На практике надзорная деятельность прокурора в досудебном судопроизводстве проявлялась в основном при ознакомлении с материалами оконченного расследования и при прочтении журналов для визирования. Очевидно, что путем замечаний, требований и предложений post factum невозможно было устранить пробелы и ошибки начального этапа расследования. Н. В. Муравьев писал по этому поводу, что прокуратура в тот период «являлась малозаметным и малозначащим придатком к полицейскому розыску и формальному суду на основании формальных же доказательств и улик» [2, с. 353].

Положения Циркулярного ордера, регламентирующие процессуальный надзор прокурора получили свое развитие в Указе от 21 декабря 1834 г., Указах от 1860 г.: «Об отделении следственной части от полиции», «Учреждение судебных следователей», «Наказ судебным следователям» «Наказ полиции о производстве первоначальных исследований по преступлениям и проступкам», «Наказ полиции о производстве дознания по происшествиям, могущим заключать в себе преступления или проступки» и ст. 3895 Свода учреждений государственных и губернских [1, том XXXV, №35890, №35891, №35892; 14].

Указ от 21 декабря 1834 года и ст. 3895 Свода учреждений государственных и губернских определяли право стряпчих по самостоятельному допросу лиц, направлять предписания всем чинам полиции о безотлагательном и в установленные сроки устранении пороков расследования.

В «Наказе судебным следователям» говорилось: «Его [прокурора] письменные требования…есть законный и обязательный повод к начатию следствия (ст.11)»; о следствии, начатом по собственному усмотрению, а также об отправлении дела в надлежащее судебное место по окончанию следствия судебный следователь обязан был уведомить уездного стряпчего (ст.ст. 5, 109); в ряде случаев следователь обязывался представлять по требованию прокурора письменные сведения о положении следствия (ст. 25). Ст. 25 Учреждения судебных следователей устанавливала право прокурора знакомиться с материалами уголовного дела, а ст. 30 – право давать следователю предложения.

Несмотря на следующее из «Учреждения судебных следователей» определение прокурора как органа уголовного преследования, cоответствующая деятельность на предварительном следствии ограничивалась лишь возбуждением уголовного преследования в основном «по делам безгласным, по коим нет истца». Кроме того в законе не указывалось, каким процессуальным актом прокурор заканчивает эту деятельность на стадии следствия.

Нетрудно видеть, что перечисленные решения законодателя были половинчатыми. Прокурор при декларируемой значимости не получал эффективных рычагов как по надзору за следствием, так и в проведении публичного уголовного преследования от имени государства.

29 сентября 1862 г. императором Александром II утверждена принятая Государственным советом программа судебной реформы – Основные положения преобразования судебной части в России (ОПП) [1, том XХXVII, №38761], заложившая основу принятому впоследствии Уставу уголовного судопроизводства 1864 г. (УУС) [1, том XХXIХ, №41473].

Письменное задание 1:
Какое право прокурора, согласно фрагменту о прокурорском надзоре в досудебном производстве, устанавливала ст. 30 Учреждения судебных следователей?
Текст и записи представляют собой самостоятельные материалы, не связанные друг с другом.

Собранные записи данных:
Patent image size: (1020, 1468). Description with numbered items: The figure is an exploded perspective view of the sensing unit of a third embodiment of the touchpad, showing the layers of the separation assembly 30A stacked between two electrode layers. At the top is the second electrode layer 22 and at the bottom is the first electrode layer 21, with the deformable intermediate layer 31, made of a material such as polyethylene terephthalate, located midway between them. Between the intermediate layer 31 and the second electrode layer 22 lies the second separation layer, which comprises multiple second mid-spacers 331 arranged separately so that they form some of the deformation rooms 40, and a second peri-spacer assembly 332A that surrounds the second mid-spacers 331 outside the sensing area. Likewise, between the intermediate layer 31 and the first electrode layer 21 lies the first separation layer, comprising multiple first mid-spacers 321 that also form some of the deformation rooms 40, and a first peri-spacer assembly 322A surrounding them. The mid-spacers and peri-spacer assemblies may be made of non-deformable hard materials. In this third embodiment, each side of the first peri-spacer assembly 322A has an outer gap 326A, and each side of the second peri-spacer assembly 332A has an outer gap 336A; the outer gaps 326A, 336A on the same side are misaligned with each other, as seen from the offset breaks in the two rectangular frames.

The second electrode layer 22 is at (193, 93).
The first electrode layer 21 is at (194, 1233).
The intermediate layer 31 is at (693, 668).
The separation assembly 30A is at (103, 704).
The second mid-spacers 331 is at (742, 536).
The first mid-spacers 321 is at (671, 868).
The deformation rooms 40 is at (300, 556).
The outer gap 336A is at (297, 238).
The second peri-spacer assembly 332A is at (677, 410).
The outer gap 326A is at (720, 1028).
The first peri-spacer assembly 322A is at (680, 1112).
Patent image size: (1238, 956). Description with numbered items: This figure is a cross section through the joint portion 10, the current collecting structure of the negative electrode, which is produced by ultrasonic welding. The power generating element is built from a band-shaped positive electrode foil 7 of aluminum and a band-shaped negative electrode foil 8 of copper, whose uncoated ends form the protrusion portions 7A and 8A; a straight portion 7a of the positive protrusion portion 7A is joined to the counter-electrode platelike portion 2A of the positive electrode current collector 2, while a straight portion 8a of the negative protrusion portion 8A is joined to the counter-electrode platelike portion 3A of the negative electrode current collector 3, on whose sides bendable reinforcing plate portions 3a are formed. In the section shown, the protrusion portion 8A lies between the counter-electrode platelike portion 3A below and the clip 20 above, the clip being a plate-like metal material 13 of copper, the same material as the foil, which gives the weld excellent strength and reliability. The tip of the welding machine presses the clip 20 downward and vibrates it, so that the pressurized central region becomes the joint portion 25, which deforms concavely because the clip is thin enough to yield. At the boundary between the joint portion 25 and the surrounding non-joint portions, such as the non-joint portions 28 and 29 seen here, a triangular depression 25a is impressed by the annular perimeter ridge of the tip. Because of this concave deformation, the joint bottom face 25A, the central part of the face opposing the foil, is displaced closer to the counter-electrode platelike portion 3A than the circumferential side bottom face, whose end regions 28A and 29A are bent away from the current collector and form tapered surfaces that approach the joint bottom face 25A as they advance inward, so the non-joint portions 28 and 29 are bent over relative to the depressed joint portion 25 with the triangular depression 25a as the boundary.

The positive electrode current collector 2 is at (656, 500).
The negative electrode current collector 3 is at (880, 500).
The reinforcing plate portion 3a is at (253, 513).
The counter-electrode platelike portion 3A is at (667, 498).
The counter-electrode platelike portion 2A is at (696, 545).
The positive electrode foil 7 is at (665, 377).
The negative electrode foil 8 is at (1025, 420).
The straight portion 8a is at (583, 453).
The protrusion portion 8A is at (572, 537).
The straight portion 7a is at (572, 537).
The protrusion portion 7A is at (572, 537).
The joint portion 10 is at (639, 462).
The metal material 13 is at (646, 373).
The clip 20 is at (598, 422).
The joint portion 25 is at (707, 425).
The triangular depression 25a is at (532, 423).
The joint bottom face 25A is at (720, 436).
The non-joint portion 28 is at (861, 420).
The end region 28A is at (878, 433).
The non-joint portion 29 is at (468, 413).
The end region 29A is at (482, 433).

Письменное задание 2:
Оформите в виде CSV с двумя столбцами, prompt и target, записи от их начала до строки, содержащей "The separation assembly 30A is at (103, 704).", включительно. На каждую пару из текста и ответа отводится одна строка CSV, каждое значение заключается в кавычки, а переносы строк внутри него заменяются пробелами.

Правильный ответ 1:
Право давать следователю предложения.

Правильный ответ 2:
prompt,target
"Patent image size: (1020, 1468). Description with numbered items: The figure is an exploded perspective view of the sensing unit of a third embodiment of the touchpad, showing the layers of the separation assembly 30A stacked between two electrode layers. At the top is the second electrode layer 22 and at the bottom is the first electrode layer 21, with the deformable intermediate layer 31, made of a material such as polyethylene terephthalate, located midway between them. Between the intermediate layer 31 and the second electrode layer 22 lies the second separation layer, which comprises multiple second mid-spacers 331 arranged separately so that they form some of the deformation rooms 40, and a second peri-spacer assembly 332A that surrounds the second mid-spacers 331 outside the sensing area. Likewise, between the intermediate layer 31 and the first electrode layer 21 lies the first separation layer, comprising multiple first mid-spacers 321 that also form some of the deformation rooms 40, and a first peri-spacer assembly 322A surrounding them. The mid-spacers and peri-spacer assemblies may be made of non-deformable hard materials. In this third embodiment, each side of the first peri-spacer assembly 322A has an outer gap 326A, and each side of the second peri-spacer assembly 332A has an outer gap 336A; the outer gaps 326A, 336A on the same side are misaligned with each other, as seen from the offset breaks in the two rectangular frames.","The second electrode layer 22 is at (193, 93). The first electrode layer 21 is at (194, 1233). The intermediate layer 31 is at (693, 668). The separation assembly 30A is at (103, 704)."